» **EXERCISE PROMPT**
Please reproduce every record, keeping each one exactly as written.

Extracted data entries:
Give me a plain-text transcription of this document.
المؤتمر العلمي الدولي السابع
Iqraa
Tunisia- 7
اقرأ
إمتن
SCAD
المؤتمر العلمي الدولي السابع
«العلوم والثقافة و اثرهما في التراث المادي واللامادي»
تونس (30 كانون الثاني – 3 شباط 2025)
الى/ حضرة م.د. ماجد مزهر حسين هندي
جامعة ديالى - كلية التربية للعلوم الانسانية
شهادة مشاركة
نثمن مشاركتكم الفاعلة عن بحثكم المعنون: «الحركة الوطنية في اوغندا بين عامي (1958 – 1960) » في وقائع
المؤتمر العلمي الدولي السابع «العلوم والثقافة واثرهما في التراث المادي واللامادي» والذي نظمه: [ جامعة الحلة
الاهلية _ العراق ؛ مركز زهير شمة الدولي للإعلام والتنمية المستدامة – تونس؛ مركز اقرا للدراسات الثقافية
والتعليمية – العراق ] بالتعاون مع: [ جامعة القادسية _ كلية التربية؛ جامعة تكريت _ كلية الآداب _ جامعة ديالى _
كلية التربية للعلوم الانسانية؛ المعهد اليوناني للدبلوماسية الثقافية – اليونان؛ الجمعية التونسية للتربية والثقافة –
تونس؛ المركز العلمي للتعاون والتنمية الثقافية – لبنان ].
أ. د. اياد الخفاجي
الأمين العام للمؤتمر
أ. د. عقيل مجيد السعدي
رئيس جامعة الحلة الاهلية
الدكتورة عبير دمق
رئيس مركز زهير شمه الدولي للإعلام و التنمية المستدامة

» **RESULT OF THE EXERCISE**
Give me a plain-text transcription of this document.
المؤتمر العلمي الدولي السابع
Iqraa
Tunisia- 7
اقرأ
إمتن
SCAD
المؤتمر العلمي الدولي السابع
«العلوم والثقافة و اثرهما في التراث المادي واللامادي»
تونس (30 كانون الثاني – 3 شباط 2025)
الى/ حضرة م.د. ماجد مزهر حسين هندي
جامعة ديالى - كلية التربية للعلوم الانسانية
شهادة مشاركة
نثمن مشاركتكم الفاعلة عن بحثكم المعنون: «الحركة الوطنية في اوغندا بين عامي (1958 – 1960) » في وقائع
المؤتمر العلمي الدولي السابع «العلوم والثقافة واثرهما في التراث المادي واللامادي» والذي نظمه: [ جامعة الحلة
الاهلية _ العراق ؛ مركز زهير شمة الدولي للإعلام والتنمية المستدامة – تونس؛ مركز اقرا للدراسات الثقافية
والتعليمية – العراق ] بالتعاون مع: [ جامعة القادسية _ كلية التربية؛ جامعة تكريت _ كلية الآداب _ جامعة ديالى _
كلية التربية للعلوم الانسانية؛ المعهد اليوناني للدبلوماسية الثقافية – اليونان؛ الجمعية التونسية للتربية والثقافة –
تونس؛ المركز العلمي للتعاون والتنمية الثقافية – لبنان ].
أ. د. اياد الخفاجي
الأمين العام للمؤتمر
أ. د. عقيل مجيد السعدي
رئيس جامعة الحلة الاهلية
الدكتورة عبير دمق
رئيس مركز زهير شمه الدولي للإعلام و التنمية المستدامة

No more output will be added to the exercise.